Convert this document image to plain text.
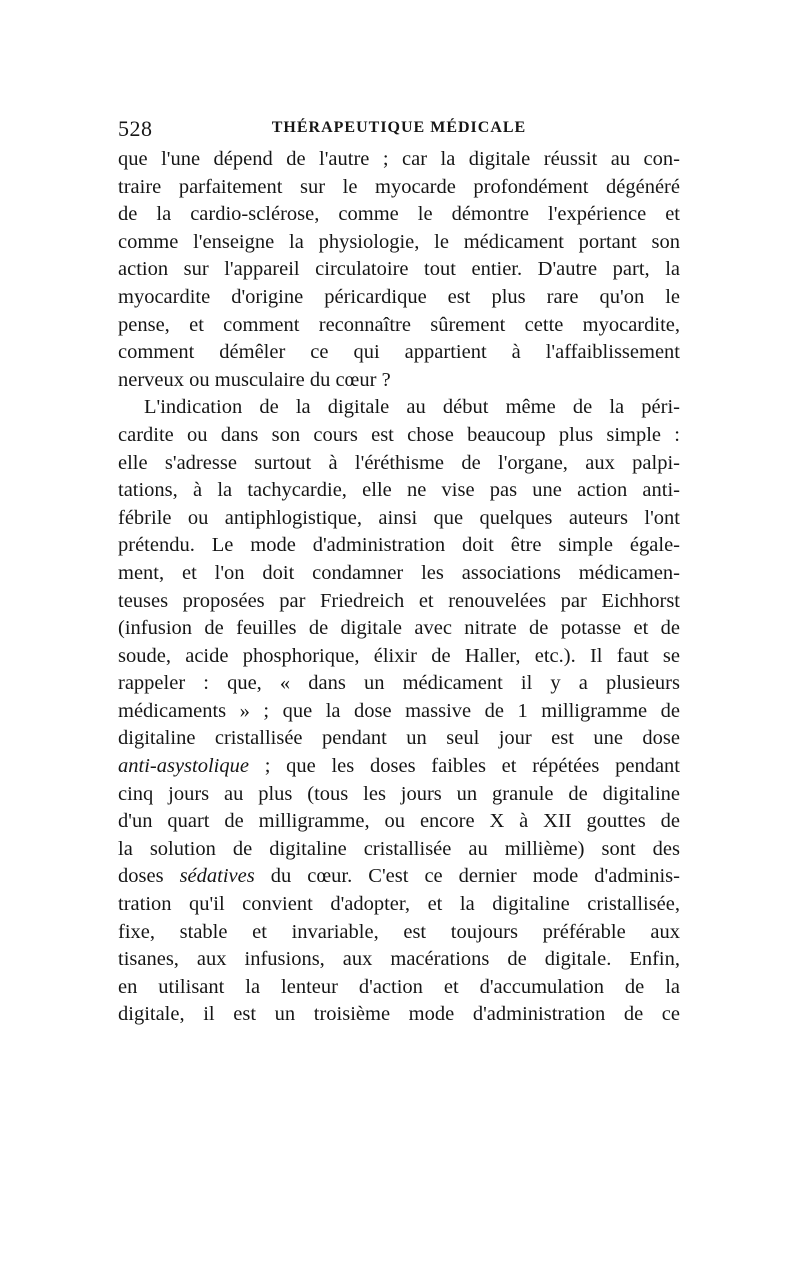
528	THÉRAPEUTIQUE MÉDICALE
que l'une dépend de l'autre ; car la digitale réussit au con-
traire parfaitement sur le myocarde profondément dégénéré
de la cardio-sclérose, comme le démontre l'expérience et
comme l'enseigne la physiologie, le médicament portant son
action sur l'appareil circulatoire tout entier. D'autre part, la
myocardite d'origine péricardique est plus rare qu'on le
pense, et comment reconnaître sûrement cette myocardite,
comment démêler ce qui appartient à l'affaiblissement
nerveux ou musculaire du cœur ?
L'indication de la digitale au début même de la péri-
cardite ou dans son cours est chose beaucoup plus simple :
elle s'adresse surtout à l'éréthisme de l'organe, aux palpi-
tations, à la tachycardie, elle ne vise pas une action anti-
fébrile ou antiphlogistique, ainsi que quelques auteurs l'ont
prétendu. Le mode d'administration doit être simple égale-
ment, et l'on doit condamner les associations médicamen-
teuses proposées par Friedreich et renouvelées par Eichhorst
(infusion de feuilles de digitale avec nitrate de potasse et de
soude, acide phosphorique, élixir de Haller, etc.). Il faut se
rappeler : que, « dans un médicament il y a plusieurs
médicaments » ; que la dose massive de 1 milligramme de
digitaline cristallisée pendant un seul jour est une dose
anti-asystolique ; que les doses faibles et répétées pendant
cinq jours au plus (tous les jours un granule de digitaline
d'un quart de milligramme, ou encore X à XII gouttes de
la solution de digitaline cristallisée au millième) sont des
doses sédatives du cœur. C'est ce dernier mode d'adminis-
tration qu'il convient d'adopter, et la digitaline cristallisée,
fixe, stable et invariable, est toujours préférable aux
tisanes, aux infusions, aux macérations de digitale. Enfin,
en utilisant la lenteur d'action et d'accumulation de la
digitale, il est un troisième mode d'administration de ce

□ □ □

Quote all the records verbatim, dropping any pictures from your copy.

Convert this document image to plain text.
528	THÉRAPEUTIQUE MÉDICALE
que l'une dépend de l'autre ; car la digitale réussit au con-
traire parfaitement sur le myocarde profondément dégénéré
de la cardio-sclérose, comme le démontre l'expérience et
comme l'enseigne la physiologie, le médicament portant son
action sur l'appareil circulatoire tout entier. D'autre part, la
myocardite d'origine péricardique est plus rare qu'on le
pense, et comment reconnaître sûrement cette myocardite,
comment démêler ce qui appartient à l'affaiblissement
nerveux ou musculaire du cœur ?
L'indication de la digitale au début même de la péri-
cardite ou dans son cours est chose beaucoup plus simple :
elle s'adresse surtout à l'éréthisme de l'organe, aux palpi-
tations, à la tachycardie, elle ne vise pas une action anti-
fébrile ou antiphlogistique, ainsi que quelques auteurs l'ont
prétendu. Le mode d'administration doit être simple égale-
ment, et l'on doit condamner les associations médicamen-
teuses proposées par Friedreich et renouvelées par Eichhorst
(infusion de feuilles de digitale avec nitrate de potasse et de
soude, acide phosphorique, élixir de Haller, etc.). Il faut se
rappeler : que, « dans un médicament il y a plusieurs
médicaments » ; que la dose massive de 1 milligramme de
digitaline cristallisée pendant un seul jour est une dose
anti-asystolique ; que les doses faibles et répétées pendant
cinq jours au plus (tous les jours un granule de digitaline
d'un quart de milligramme, ou encore X à XII gouttes de
la solution de digitaline cristallisée au millième) sont des
doses sédatives du cœur. C'est ce dernier mode d'adminis-
tration qu'il convient d'adopter, et la digitaline cristallisée,
fixe, stable et invariable, est toujours préférable aux
tisanes, aux infusions, aux macérations de digitale. Enfin,
en utilisant la lenteur d'action et d'accumulation de la
digitale, il est un troisième mode d'administration de ce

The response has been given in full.